▸ Your goal:
Reproduce the data exactly and drop any pictures it holds.

* begin Task inputs *

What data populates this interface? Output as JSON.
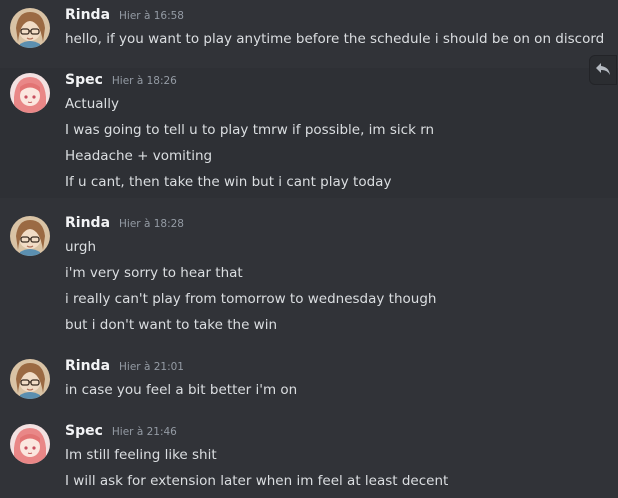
{
  "messages": [
    {
      "username": "Rinda",
      "timestamp": "Hier à 16:58",
      "lines": [
        "hello, if you want to play anytime before the schedule i should be on on discord"
      ]
    },
    {
      "username": "Spec",
      "timestamp": "Hier à 18:26",
      "lines": [
        "Actually",
        "I was going to tell u to play tmrw if possible, im sick rn",
        "Headache + vomiting",
        "If u cant, then take the win but i cant play today"
      ]
    },
    {
      "username": "Rinda",
      "timestamp": "Hier à 18:28",
      "lines": [
        "urgh",
        "i'm very sorry to hear that",
        "i really can't play from tomorrow to wednesday though",
        "but i don't want to take the win"
      ]
    },
    {
      "username": "Rinda",
      "timestamp": "Hier à 21:01",
      "lines": [
        "in case you feel a bit better i'm on"
      ]
    },
    {
      "username": "Spec",
      "timestamp": "Hier à 21:46",
      "lines": [
        "Im still feeling like shit",
        "I will ask for extension later when im feel at least decent"
      ]
    }
  ],
  "icons": {
    "reply": "reply-icon"
  },
  "colors": {
    "background": "#313338",
    "hover": "#2e3035",
    "username": "#f2f3f5",
    "text": "#dbdee1",
    "timestamp": "#949ba4"
  }
}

* end Task inputs *

▸ Answer to the exercise:
What data populates this interface? Output as JSON.
{
  "messages": [
    {
      "username": "Rinda",
      "timestamp": "Hier à 16:58",
      "lines": [
        "hello, if you want to play anytime before the schedule i should be on on discord"
      ]
    },
    {
      "username": "Spec",
      "timestamp": "Hier à 18:26",
      "lines": [
        "Actually",
        "I was going to tell u to play tmrw if possible, im sick rn",
        "Headache + vomiting",
        "If u cant, then take the win but i cant play today"
      ]
    },
    {
      "username": "Rinda",
      "timestamp": "Hier à 18:28",
      "lines": [
        "urgh",
        "i'm very sorry to hear that",
        "i really can't play from tomorrow to wednesday though",
        "but i don't want to take the win"
      ]
    },
    {
      "username": "Rinda",
      "timestamp": "Hier à 21:01",
      "lines": [
        "in case you feel a bit better i'm on"
      ]
    },
    {
      "username": "Spec",
      "timestamp": "Hier à 21:46",
      "lines": [
        "Im still feeling like shit",
        "I will ask for extension later when im feel at least decent"
      ]
    }
  ],
  "icons": {
    "reply": "reply-icon"
  },
  "colors": {
    "background": "#313338",
    "hover": "#2e3035",
    "username": "#f2f3f5",
    "text": "#dbdee1",
    "timestamp": "#949ba4"
  }
}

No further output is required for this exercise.